• Records to use
* * * * * * *

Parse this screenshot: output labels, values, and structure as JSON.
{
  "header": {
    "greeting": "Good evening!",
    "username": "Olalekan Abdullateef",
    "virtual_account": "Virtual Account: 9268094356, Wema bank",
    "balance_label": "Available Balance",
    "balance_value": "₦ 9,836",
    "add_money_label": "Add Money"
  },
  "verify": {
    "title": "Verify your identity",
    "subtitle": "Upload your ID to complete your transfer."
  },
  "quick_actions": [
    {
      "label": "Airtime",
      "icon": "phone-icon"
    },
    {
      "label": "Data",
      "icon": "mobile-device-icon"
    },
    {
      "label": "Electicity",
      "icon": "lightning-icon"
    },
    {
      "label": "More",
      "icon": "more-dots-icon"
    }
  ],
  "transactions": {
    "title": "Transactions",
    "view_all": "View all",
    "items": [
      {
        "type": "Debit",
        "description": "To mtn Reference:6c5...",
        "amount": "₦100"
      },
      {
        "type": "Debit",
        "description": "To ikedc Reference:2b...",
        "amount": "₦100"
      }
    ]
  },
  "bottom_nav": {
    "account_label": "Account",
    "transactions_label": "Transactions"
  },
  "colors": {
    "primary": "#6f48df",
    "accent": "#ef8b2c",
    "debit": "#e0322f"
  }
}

* * * * * * *

• Requirements
Copy in full each line that holds the word "Reference".

• Answer for the task
        "description": "To mtn Reference:6c5...",
        "description": "To ikedc Reference:2b...",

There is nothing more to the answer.